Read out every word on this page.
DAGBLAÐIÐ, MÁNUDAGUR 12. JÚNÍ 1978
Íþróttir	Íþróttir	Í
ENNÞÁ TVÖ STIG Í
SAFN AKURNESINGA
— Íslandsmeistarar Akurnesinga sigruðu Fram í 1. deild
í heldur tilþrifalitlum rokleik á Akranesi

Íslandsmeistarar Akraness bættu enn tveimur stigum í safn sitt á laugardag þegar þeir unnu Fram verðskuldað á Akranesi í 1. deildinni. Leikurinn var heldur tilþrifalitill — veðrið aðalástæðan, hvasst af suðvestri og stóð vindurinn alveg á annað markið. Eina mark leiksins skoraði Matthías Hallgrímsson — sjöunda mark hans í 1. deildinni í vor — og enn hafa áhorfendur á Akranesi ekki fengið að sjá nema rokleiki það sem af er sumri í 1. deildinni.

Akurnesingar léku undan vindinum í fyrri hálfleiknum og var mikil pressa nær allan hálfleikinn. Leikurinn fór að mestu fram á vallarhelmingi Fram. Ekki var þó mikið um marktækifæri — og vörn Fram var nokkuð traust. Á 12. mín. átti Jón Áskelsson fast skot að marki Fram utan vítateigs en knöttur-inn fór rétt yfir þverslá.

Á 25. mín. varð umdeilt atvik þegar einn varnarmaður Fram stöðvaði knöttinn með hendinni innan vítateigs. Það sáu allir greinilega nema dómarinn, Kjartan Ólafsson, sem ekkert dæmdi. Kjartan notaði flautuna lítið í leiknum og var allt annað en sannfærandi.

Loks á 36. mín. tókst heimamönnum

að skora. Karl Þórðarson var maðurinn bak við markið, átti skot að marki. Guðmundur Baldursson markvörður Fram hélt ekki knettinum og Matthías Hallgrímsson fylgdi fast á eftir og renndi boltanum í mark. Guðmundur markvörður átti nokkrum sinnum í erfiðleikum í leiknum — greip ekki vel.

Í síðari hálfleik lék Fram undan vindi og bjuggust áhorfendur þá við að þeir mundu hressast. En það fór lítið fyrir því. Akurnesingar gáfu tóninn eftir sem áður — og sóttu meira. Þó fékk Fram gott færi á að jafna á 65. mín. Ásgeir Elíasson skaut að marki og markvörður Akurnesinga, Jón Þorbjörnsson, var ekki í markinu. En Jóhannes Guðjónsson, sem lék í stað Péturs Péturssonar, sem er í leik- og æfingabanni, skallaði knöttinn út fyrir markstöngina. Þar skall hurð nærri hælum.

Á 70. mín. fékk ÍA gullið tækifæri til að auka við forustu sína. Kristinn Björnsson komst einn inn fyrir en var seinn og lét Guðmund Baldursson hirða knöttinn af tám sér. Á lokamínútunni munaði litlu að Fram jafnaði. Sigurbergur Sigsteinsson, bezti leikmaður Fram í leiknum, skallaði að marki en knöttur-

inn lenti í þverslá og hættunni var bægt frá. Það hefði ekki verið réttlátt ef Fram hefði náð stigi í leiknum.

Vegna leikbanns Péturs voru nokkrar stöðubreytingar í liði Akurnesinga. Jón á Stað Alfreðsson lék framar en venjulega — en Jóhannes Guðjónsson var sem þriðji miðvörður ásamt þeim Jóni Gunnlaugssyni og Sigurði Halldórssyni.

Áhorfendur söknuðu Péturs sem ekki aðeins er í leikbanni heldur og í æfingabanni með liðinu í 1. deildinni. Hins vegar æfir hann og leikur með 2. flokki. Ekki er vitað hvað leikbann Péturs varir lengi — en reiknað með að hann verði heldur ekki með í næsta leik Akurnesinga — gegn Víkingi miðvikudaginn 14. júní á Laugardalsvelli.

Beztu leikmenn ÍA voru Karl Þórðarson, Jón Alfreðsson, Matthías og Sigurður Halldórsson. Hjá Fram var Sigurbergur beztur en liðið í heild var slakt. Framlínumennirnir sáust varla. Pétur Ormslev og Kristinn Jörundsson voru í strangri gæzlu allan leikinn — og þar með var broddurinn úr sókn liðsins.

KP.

==============================

▶ **Goal**: Would you give the material above again, complete and exact?

▶ **Task output**:
Read out every word on this page.
DAGBLAÐIÐ, MÁNUDAGUR 12. JÚNÍ 1978
Íþróttir	Íþróttir	Í
ENNÞÁ TVÖ STIG Í
SAFN AKURNESINGA
— Íslandsmeistarar Akurnesinga sigruðu Fram í 1. deild
í heldur tilþrifalitlum rokleik á Akranesi

Íslandsmeistarar Akraness bættu enn tveimur stigum í safn sitt á laugardag þegar þeir unnu Fram verðskuldað á Akranesi í 1. deildinni. Leikurinn var heldur tilþrifalitill — veðrið aðalástæðan, hvasst af suðvestri og stóð vindurinn alveg á annað markið. Eina mark leiksins skoraði Matthías Hallgrímsson — sjöunda mark hans í 1. deildinni í vor — og enn hafa áhorfendur á Akranesi ekki fengið að sjá nema rokleiki það sem af er sumri í 1. deildinni.

Akurnesingar léku undan vindinum í fyrri hálfleiknum og var mikil pressa nær allan hálfleikinn. Leikurinn fór að mestu fram á vallarhelmingi Fram. Ekki var þó mikið um marktækifæri — og vörn Fram var nokkuð traust. Á 12. mín. átti Jón Áskelsson fast skot að marki Fram utan vítateigs en knöttur-inn fór rétt yfir þverslá.

Á 25. mín. varð umdeilt atvik þegar einn varnarmaður Fram stöðvaði knöttinn með hendinni innan vítateigs. Það sáu allir greinilega nema dómarinn, Kjartan Ólafsson, sem ekkert dæmdi. Kjartan notaði flautuna lítið í leiknum og var allt annað en sannfærandi.

Loks á 36. mín. tókst heimamönnum

að skora. Karl Þórðarson var maðurinn bak við markið, átti skot að marki. Guðmundur Baldursson markvörður Fram hélt ekki knettinum og Matthías Hallgrímsson fylgdi fast á eftir og renndi boltanum í mark. Guðmundur markvörður átti nokkrum sinnum í erfiðleikum í leiknum — greip ekki vel.

Í síðari hálfleik lék Fram undan vindi og bjuggust áhorfendur þá við að þeir mundu hressast. En það fór lítið fyrir því. Akurnesingar gáfu tóninn eftir sem áður — og sóttu meira. Þó fékk Fram gott færi á að jafna á 65. mín. Ásgeir Elíasson skaut að marki og markvörður Akurnesinga, Jón Þorbjörnsson, var ekki í markinu. En Jóhannes Guðjónsson, sem lék í stað Péturs Péturssonar, sem er í leik- og æfingabanni, skallaði knöttinn út fyrir markstöngina. Þar skall hurð nærri hælum.

Á 70. mín. fékk ÍA gullið tækifæri til að auka við forustu sína. Kristinn Björnsson komst einn inn fyrir en var seinn og lét Guðmund Baldursson hirða knöttinn af tám sér. Á lokamínútunni munaði litlu að Fram jafnaði. Sigurbergur Sigsteinsson, bezti leikmaður Fram í leiknum, skallaði að marki en knöttur-

inn lenti í þverslá og hættunni var bægt frá. Það hefði ekki verið réttlátt ef Fram hefði náð stigi í leiknum.

Vegna leikbanns Péturs voru nokkrar stöðubreytingar í liði Akurnesinga. Jón á Stað Alfreðsson lék framar en venjulega — en Jóhannes Guðjónsson var sem þriðji miðvörður ásamt þeim Jóni Gunnlaugssyni og Sigurði Halldórssyni.

Áhorfendur söknuðu Péturs sem ekki aðeins er í leikbanni heldur og í æfingabanni með liðinu í 1. deildinni. Hins vegar æfir hann og leikur með 2. flokki. Ekki er vitað hvað leikbann Péturs varir lengi — en reiknað með að hann verði heldur ekki með í næsta leik Akurnesinga — gegn Víkingi miðvikudaginn 14. júní á Laugardalsvelli.

Beztu leikmenn ÍA voru Karl Þórðarson, Jón Alfreðsson, Matthías og Sigurður Halldórsson. Hjá Fram var Sigurbergur beztur en liðið í heild var slakt. Framlínumennirnir sáust varla. Pétur Ormslev og Kristinn Jörundsson voru í strangri gæzlu allan leikinn — og þar með var broddurinn úr sókn liðsins.

KP.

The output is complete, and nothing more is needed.